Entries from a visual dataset
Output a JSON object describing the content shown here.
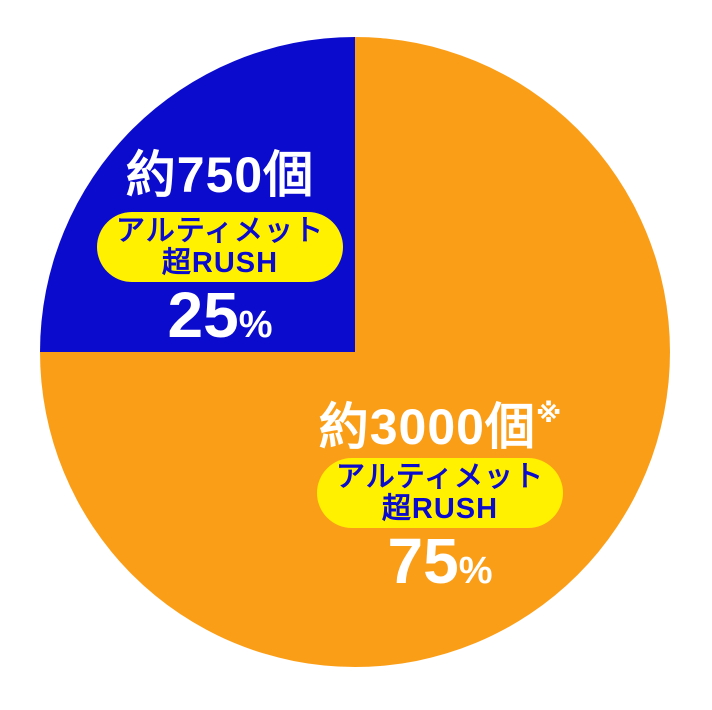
{
  "colors": {
    "blue": "#0b0bce",
    "orange": "#fb9e17",
    "yellow": "#fff100",
    "white": "#ffffff",
    "background": "#ffffff"
  },
  "chart_data": {
    "type": "pie",
    "title": "",
    "legend_position": "none",
    "slices": [
      {
        "name": "アルティメット超RUSH",
        "name_line1": "アルティメット",
        "name_line2": "超RUSH",
        "payout": "約750個",
        "note_mark": "",
        "percent": 25,
        "percent_sign": "%",
        "color_key": "blue",
        "start_angle_deg": 270,
        "end_angle_deg": 360
      },
      {
        "name": "アルティメット超RUSH",
        "name_line1": "アルティメット",
        "name_line2": "超RUSH",
        "payout": "約3000個",
        "note_mark": "※",
        "percent": 75,
        "percent_sign": "%",
        "color_key": "orange",
        "start_angle_deg": 0,
        "end_angle_deg": 270
      }
    ]
  }
}
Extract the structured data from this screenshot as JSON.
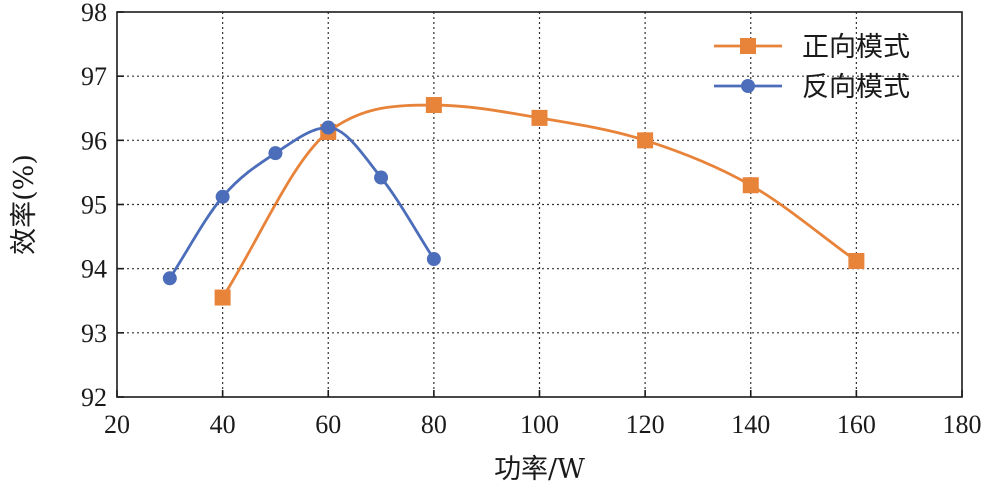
{
  "chart_data": {
    "type": "line",
    "title": "",
    "xlabel": "功率/W",
    "ylabel": "效率(%)",
    "xlim": [
      20,
      180
    ],
    "ylim": [
      92,
      98
    ],
    "xticks": [
      20,
      40,
      60,
      80,
      100,
      120,
      140,
      160,
      180
    ],
    "yticks": [
      92,
      93,
      94,
      95,
      96,
      97,
      98
    ],
    "grid": true,
    "legend_position": "top-right",
    "series": [
      {
        "name": "正向模式",
        "marker": "square",
        "color": "#E8833A",
        "x": [
          40,
          60,
          80,
          100,
          120,
          140,
          160
        ],
        "y": [
          93.55,
          96.13,
          96.55,
          96.35,
          96.0,
          95.3,
          94.12
        ]
      },
      {
        "name": "反向模式",
        "marker": "circle",
        "color": "#4C6DBA",
        "x": [
          30,
          40,
          50,
          60,
          70,
          80
        ],
        "y": [
          93.85,
          95.12,
          95.8,
          96.2,
          95.42,
          94.15
        ]
      }
    ]
  }
}
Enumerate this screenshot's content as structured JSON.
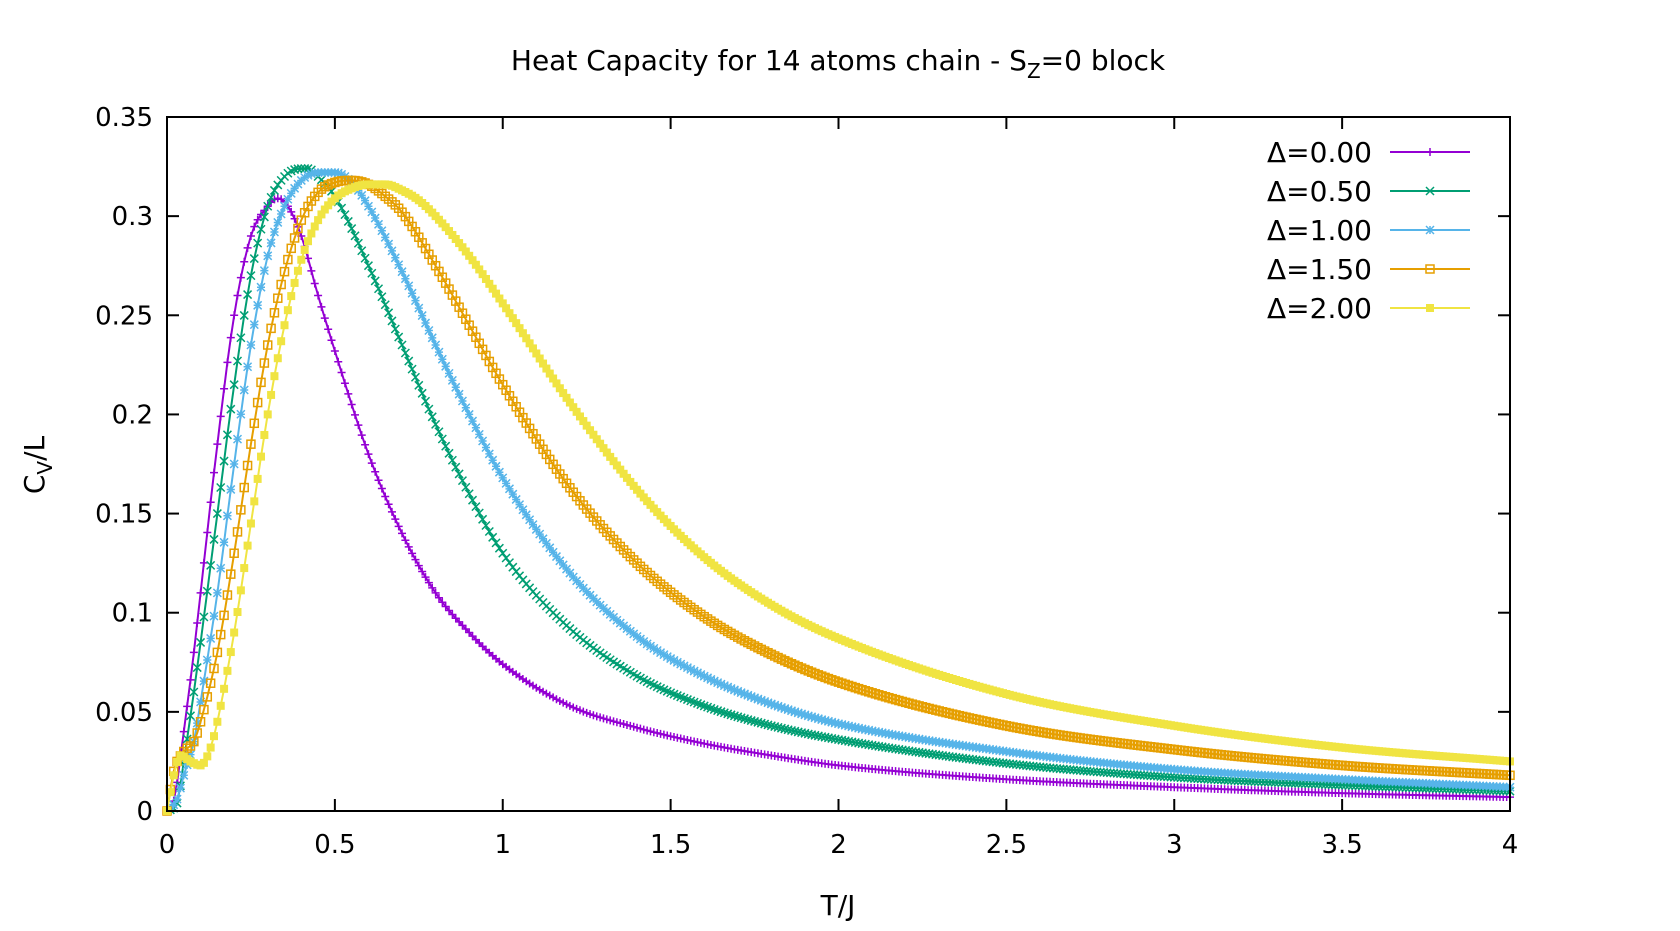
{
  "chart_data": {
    "type": "line",
    "title": {
      "main": "Heat Capacity for 14 atoms chain - S",
      "subscript": "Z",
      "suffix": "=0 block"
    },
    "xlabel": "T/J",
    "ylabel": {
      "main": "C",
      "subscript": "V",
      "suffix": "/L"
    },
    "xlim": [
      0,
      4
    ],
    "ylim": [
      0,
      0.35
    ],
    "xticks": [
      "0",
      "0.5",
      "1",
      "1.5",
      "2",
      "2.5",
      "3",
      "3.5",
      "4"
    ],
    "yticks": [
      "0",
      "0.05",
      "0.1",
      "0.15",
      "0.2",
      "0.25",
      "0.3",
      "0.35"
    ],
    "grid": false,
    "legend_position": "top-right",
    "series": [
      {
        "name": "Δ=0.00",
        "color": "#9400d3",
        "marker": "plus",
        "x": [
          0,
          0.02,
          0.05,
          0.08,
          0.1,
          0.15,
          0.2,
          0.25,
          0.3,
          0.33,
          0.36,
          0.4,
          0.45,
          0.5,
          0.6,
          0.7,
          0.8,
          0.9,
          1.0,
          1.2,
          1.4,
          1.6,
          1.8,
          2.0,
          2.5,
          3.0,
          3.5,
          4.0
        ],
        "y": [
          0,
          0.005,
          0.04,
          0.08,
          0.11,
          0.185,
          0.25,
          0.29,
          0.305,
          0.309,
          0.305,
          0.29,
          0.26,
          0.232,
          0.18,
          0.14,
          0.11,
          0.09,
          0.074,
          0.053,
          0.042,
          0.034,
          0.028,
          0.023,
          0.016,
          0.012,
          0.009,
          0.007
        ]
      },
      {
        "name": "Δ=0.50",
        "color": "#009e73",
        "marker": "cross",
        "x": [
          0,
          0.03,
          0.05,
          0.08,
          0.1,
          0.15,
          0.2,
          0.25,
          0.3,
          0.35,
          0.4,
          0.42,
          0.45,
          0.5,
          0.6,
          0.7,
          0.8,
          0.9,
          1.0,
          1.2,
          1.4,
          1.6,
          1.8,
          2.0,
          2.5,
          3.0,
          3.5,
          4.0
        ],
        "y": [
          0,
          0.004,
          0.025,
          0.06,
          0.085,
          0.15,
          0.215,
          0.27,
          0.305,
          0.32,
          0.324,
          0.324,
          0.32,
          0.31,
          0.275,
          0.235,
          0.195,
          0.16,
          0.13,
          0.092,
          0.068,
          0.053,
          0.043,
          0.036,
          0.024,
          0.017,
          0.013,
          0.01
        ]
      },
      {
        "name": "Δ=1.00",
        "color": "#56b4e9",
        "marker": "star",
        "x": [
          0,
          0.03,
          0.05,
          0.08,
          0.1,
          0.15,
          0.2,
          0.25,
          0.3,
          0.35,
          0.4,
          0.45,
          0.5,
          0.55,
          0.6,
          0.7,
          0.8,
          0.9,
          1.0,
          1.2,
          1.4,
          1.6,
          1.8,
          2.0,
          2.5,
          3.0,
          3.5,
          4.0
        ],
        "y": [
          0,
          0.006,
          0.018,
          0.035,
          0.055,
          0.11,
          0.175,
          0.235,
          0.28,
          0.305,
          0.318,
          0.322,
          0.322,
          0.317,
          0.305,
          0.272,
          0.235,
          0.2,
          0.168,
          0.12,
          0.088,
          0.068,
          0.054,
          0.044,
          0.03,
          0.021,
          0.016,
          0.012
        ]
      },
      {
        "name": "Δ=1.50",
        "color": "#e69f00",
        "marker": "square-open",
        "x": [
          0,
          0.02,
          0.05,
          0.08,
          0.1,
          0.15,
          0.2,
          0.25,
          0.3,
          0.35,
          0.4,
          0.45,
          0.5,
          0.55,
          0.6,
          0.65,
          0.7,
          0.8,
          0.9,
          1.0,
          1.2,
          1.4,
          1.6,
          1.8,
          2.0,
          2.5,
          3.0,
          3.5,
          4.0
        ],
        "y": [
          0,
          0.02,
          0.03,
          0.035,
          0.045,
          0.08,
          0.13,
          0.185,
          0.235,
          0.272,
          0.298,
          0.312,
          0.317,
          0.318,
          0.316,
          0.31,
          0.302,
          0.275,
          0.245,
          0.215,
          0.163,
          0.125,
          0.098,
          0.079,
          0.065,
          0.043,
          0.031,
          0.023,
          0.018
        ]
      },
      {
        "name": "Δ=2.00",
        "color": "#f0e442",
        "marker": "square-filled",
        "x": [
          0,
          0.02,
          0.04,
          0.07,
          0.1,
          0.13,
          0.15,
          0.2,
          0.25,
          0.3,
          0.35,
          0.4,
          0.45,
          0.5,
          0.55,
          0.6,
          0.65,
          0.7,
          0.75,
          0.8,
          0.9,
          1.0,
          1.2,
          1.4,
          1.6,
          1.8,
          2.0,
          2.5,
          3.0,
          3.5,
          4.0
        ],
        "y": [
          0,
          0.018,
          0.028,
          0.025,
          0.023,
          0.032,
          0.045,
          0.09,
          0.145,
          0.2,
          0.245,
          0.278,
          0.298,
          0.309,
          0.314,
          0.316,
          0.316,
          0.313,
          0.308,
          0.3,
          0.28,
          0.256,
          0.206,
          0.162,
          0.128,
          0.104,
          0.087,
          0.059,
          0.043,
          0.032,
          0.025
        ]
      }
    ]
  }
}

* [Direction]:
Search the entries for the word "content", then list each line that holds it.

* [Answer to this exercise]:
Output a JSON object describing the content shown here.
Enumerate this screenshot's content as structured JSON.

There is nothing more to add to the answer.